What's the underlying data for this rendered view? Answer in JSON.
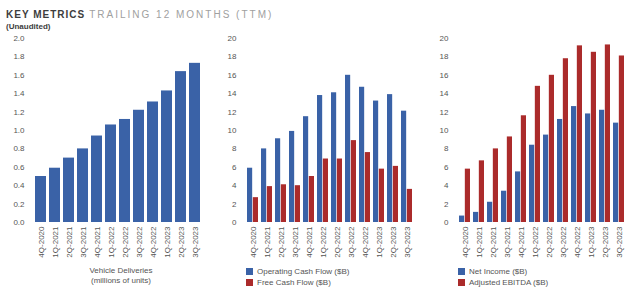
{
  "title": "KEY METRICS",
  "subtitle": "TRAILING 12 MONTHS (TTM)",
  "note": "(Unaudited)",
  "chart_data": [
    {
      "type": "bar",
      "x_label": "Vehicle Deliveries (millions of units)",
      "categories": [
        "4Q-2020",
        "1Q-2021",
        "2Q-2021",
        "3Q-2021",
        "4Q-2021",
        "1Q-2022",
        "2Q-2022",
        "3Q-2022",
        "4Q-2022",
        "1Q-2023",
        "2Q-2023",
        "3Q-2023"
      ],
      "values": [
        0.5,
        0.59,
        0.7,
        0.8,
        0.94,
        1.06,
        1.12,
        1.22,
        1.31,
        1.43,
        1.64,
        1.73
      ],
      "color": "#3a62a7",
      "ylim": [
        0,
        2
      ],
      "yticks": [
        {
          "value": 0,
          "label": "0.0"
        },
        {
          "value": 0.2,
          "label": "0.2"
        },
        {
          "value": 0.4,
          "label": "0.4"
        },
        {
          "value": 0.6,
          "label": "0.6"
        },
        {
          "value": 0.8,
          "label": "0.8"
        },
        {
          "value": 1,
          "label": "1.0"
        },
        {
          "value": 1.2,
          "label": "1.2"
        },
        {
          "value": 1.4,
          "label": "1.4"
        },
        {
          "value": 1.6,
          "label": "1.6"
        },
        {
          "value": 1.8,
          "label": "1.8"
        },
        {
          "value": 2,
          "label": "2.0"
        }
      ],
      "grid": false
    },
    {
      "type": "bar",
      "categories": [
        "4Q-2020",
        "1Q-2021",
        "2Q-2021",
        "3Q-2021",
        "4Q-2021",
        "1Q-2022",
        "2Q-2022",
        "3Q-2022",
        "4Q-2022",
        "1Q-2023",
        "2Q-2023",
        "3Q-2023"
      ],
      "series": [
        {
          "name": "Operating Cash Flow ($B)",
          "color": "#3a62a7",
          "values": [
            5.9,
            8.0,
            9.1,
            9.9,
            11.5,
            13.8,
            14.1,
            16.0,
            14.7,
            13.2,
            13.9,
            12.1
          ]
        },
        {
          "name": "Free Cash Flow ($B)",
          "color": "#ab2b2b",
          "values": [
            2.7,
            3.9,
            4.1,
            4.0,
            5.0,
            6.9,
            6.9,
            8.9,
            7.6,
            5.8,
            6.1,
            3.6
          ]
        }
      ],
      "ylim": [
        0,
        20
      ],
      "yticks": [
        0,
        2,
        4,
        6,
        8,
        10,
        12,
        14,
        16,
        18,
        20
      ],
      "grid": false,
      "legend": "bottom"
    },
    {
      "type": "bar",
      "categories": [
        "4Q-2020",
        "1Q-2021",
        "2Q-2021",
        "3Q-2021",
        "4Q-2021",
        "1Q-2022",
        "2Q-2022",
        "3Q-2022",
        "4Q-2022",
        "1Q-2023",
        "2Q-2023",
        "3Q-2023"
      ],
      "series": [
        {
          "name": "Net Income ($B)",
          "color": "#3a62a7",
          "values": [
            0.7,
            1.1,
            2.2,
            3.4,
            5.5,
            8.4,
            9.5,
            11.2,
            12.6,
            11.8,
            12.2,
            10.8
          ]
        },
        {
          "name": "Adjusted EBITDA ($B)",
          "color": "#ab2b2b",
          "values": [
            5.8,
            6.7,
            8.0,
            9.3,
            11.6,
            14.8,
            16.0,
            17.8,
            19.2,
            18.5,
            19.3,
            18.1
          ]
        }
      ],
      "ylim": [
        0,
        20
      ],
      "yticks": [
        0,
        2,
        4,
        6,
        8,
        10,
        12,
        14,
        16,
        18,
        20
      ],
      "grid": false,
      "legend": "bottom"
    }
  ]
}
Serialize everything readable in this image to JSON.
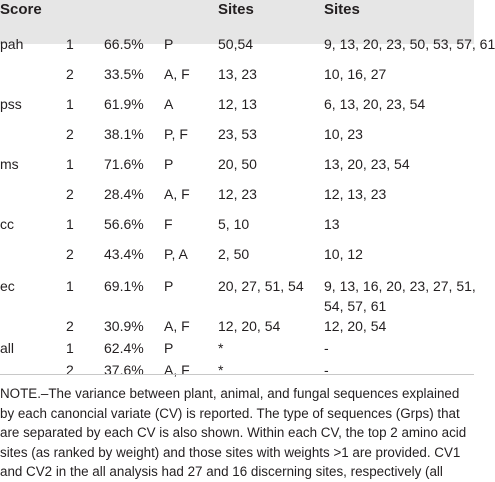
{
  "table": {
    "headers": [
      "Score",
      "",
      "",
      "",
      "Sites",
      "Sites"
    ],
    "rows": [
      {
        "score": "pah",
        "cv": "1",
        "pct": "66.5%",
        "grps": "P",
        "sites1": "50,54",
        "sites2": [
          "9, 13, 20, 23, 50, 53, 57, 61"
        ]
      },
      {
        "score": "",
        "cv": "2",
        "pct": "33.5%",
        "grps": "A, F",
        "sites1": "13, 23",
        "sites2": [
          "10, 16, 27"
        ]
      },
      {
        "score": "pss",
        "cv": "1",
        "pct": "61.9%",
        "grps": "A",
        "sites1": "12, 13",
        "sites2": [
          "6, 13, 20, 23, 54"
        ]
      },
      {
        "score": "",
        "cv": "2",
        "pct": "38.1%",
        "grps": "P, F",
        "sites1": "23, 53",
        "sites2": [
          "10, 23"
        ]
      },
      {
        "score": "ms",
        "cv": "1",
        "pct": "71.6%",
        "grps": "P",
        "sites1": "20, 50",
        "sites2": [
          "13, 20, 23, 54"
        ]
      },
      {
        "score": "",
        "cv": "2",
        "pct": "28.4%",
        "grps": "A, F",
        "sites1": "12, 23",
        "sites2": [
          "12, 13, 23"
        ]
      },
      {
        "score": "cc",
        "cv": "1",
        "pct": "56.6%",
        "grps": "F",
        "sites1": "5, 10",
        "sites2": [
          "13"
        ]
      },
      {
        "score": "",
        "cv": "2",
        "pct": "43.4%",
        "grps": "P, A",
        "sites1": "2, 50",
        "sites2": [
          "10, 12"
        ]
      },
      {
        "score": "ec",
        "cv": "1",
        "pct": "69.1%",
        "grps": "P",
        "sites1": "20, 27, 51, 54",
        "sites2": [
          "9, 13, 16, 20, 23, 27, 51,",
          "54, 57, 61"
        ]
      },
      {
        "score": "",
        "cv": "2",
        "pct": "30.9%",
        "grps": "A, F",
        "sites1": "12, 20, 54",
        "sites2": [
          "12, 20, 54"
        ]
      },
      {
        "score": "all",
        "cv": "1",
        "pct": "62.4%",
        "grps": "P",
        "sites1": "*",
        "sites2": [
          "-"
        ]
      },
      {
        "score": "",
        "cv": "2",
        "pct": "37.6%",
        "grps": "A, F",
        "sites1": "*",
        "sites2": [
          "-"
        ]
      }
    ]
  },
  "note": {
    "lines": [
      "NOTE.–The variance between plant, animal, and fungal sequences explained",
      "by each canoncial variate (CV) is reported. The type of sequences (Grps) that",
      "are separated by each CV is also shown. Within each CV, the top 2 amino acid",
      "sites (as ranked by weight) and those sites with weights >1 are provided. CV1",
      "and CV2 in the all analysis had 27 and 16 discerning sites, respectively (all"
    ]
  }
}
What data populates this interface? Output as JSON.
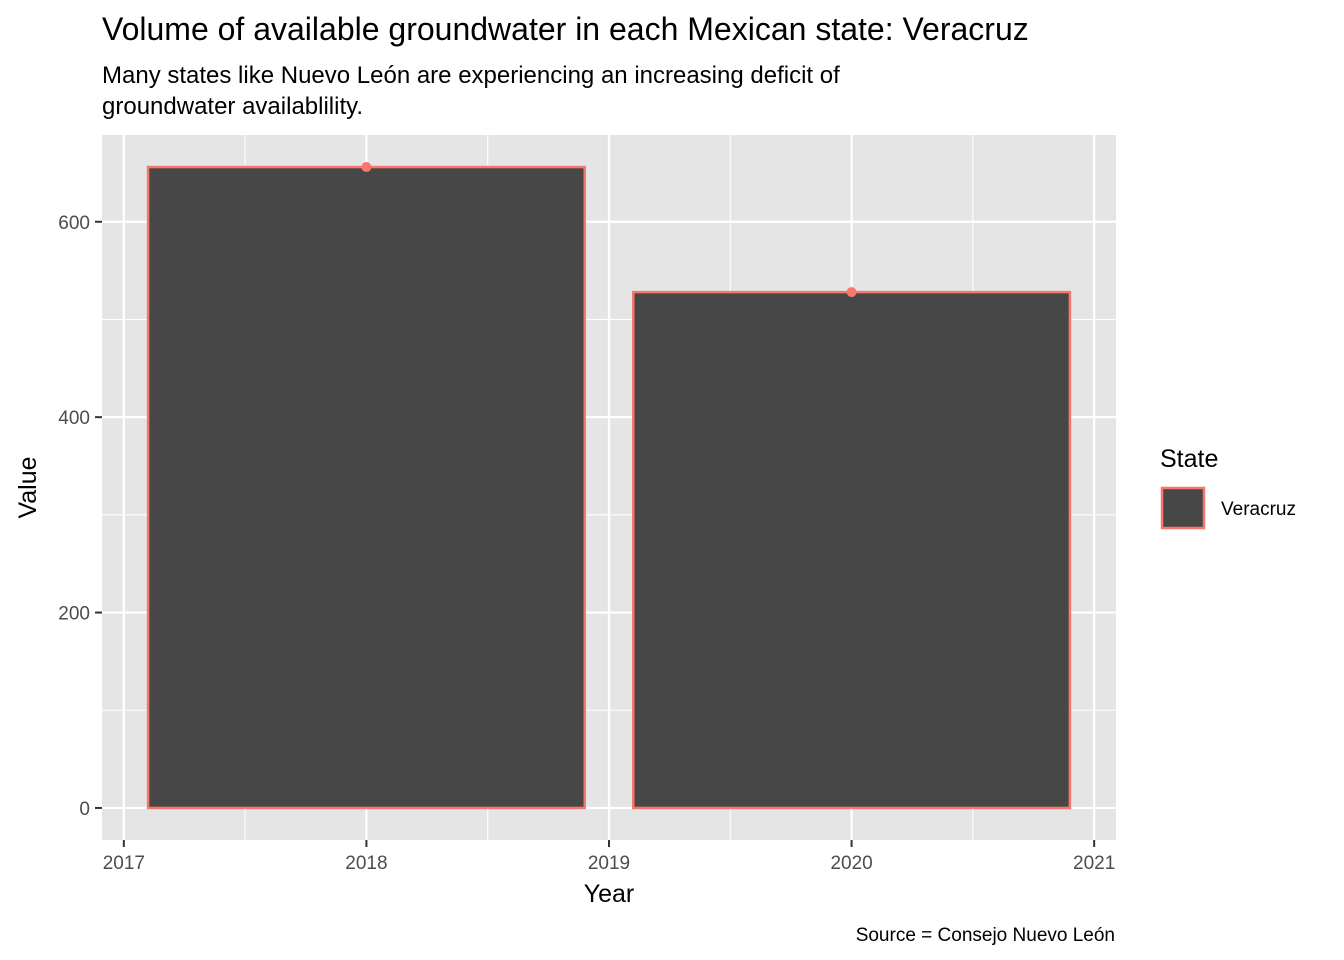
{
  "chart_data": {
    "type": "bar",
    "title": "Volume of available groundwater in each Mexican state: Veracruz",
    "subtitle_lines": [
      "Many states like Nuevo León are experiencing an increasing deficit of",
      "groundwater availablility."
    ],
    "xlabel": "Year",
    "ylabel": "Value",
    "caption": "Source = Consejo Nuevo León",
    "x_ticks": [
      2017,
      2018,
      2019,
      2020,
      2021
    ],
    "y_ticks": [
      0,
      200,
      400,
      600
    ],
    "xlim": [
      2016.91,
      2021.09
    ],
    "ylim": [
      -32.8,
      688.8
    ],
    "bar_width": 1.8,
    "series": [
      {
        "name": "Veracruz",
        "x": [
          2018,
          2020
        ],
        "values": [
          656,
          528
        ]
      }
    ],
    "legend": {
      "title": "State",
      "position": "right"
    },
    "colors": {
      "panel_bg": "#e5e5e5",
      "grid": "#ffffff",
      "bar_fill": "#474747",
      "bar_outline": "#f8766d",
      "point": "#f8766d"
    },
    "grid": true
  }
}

------------------------------------

Pick out every line holding the string "León" and return it.

      "Many states like Nuevo León are experiencing an increasing deficit of",
    "caption": "Source = Consejo Nuevo León",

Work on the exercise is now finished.